— Begin Entries —

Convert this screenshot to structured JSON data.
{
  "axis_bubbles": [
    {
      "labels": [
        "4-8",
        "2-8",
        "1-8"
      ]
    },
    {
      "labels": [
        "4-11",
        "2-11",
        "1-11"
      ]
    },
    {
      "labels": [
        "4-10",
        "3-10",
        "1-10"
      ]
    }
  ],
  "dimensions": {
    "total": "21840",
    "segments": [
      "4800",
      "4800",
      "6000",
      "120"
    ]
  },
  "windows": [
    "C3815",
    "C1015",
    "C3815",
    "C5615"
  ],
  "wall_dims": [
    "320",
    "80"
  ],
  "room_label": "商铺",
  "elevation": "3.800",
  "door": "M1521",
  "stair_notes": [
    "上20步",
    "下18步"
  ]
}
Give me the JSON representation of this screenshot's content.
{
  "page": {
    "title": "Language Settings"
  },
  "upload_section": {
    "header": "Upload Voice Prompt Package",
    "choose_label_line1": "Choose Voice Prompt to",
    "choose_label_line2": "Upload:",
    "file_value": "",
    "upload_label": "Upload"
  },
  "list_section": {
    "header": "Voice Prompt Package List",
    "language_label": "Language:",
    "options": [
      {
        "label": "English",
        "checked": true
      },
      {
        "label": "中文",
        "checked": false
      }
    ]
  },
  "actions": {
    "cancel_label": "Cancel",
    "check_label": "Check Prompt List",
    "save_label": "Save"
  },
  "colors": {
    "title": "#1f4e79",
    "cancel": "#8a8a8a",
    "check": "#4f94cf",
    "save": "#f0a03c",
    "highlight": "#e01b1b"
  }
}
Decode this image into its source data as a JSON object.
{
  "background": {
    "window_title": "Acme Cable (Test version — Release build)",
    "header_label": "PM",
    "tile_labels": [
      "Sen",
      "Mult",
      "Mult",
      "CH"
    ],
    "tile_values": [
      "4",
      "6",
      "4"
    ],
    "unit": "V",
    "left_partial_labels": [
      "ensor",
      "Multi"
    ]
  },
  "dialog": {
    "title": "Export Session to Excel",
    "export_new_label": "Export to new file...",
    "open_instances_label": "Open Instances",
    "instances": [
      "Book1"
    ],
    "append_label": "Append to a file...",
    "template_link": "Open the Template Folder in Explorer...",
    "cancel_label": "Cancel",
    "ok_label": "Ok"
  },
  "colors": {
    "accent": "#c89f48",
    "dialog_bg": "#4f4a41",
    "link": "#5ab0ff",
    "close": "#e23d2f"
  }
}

— End Entries —

Exercise – Each record should come back exactly as written.

The solution –
Convert this screenshot to structured JSON data.
{
  "axis_bubbles": [
    {
      "labels": [
        "4-8",
        "2-8",
        "1-8"
      ]
    },
    {
      "labels": [
        "4-11",
        "2-11",
        "1-11"
      ]
    },
    {
      "labels": [
        "4-10",
        "3-10",
        "1-10"
      ]
    }
  ],
  "dimensions": {
    "total": "21840",
    "segments": [
      "4800",
      "4800",
      "6000",
      "120"
    ]
  },
  "windows": [
    "C3815",
    "C1015",
    "C3815",
    "C5615"
  ],
  "wall_dims": [
    "320",
    "80"
  ],
  "room_label": "商铺",
  "elevation": "3.800",
  "door": "M1521",
  "stair_notes": [
    "上20步",
    "下18步"
  ]
}
Give me the JSON representation of this screenshot's content.
{
  "page": {
    "title": "Language Settings"
  },
  "upload_section": {
    "header": "Upload Voice Prompt Package",
    "choose_label_line1": "Choose Voice Prompt to",
    "choose_label_line2": "Upload:",
    "file_value": "",
    "upload_label": "Upload"
  },
  "list_section": {
    "header": "Voice Prompt Package List",
    "language_label": "Language:",
    "options": [
      {
        "label": "English",
        "checked": true
      },
      {
        "label": "中文",
        "checked": false
      }
    ]
  },
  "actions": {
    "cancel_label": "Cancel",
    "check_label": "Check Prompt List",
    "save_label": "Save"
  },
  "colors": {
    "title": "#1f4e79",
    "cancel": "#8a8a8a",
    "check": "#4f94cf",
    "save": "#f0a03c",
    "highlight": "#e01b1b"
  }
}
Decode this image into its source data as a JSON object.
{
  "background": {
    "window_title": "Acme Cable (Test version — Release build)",
    "header_label": "PM",
    "tile_labels": [
      "Sen",
      "Mult",
      "Mult",
      "CH"
    ],
    "tile_values": [
      "4",
      "6",
      "4"
    ],
    "unit": "V",
    "left_partial_labels": [
      "ensor",
      "Multi"
    ]
  },
  "dialog": {
    "title": "Export Session to Excel",
    "export_new_label": "Export to new file...",
    "open_instances_label": "Open Instances",
    "instances": [
      "Book1"
    ],
    "append_label": "Append to a file...",
    "template_link": "Open the Template Folder in Explorer...",
    "cancel_label": "Cancel",
    "ok_label": "Ok"
  },
  "colors": {
    "accent": "#c89f48",
    "dialog_bg": "#4f4a41",
    "link": "#5ab0ff",
    "close": "#e23d2f"
  }
}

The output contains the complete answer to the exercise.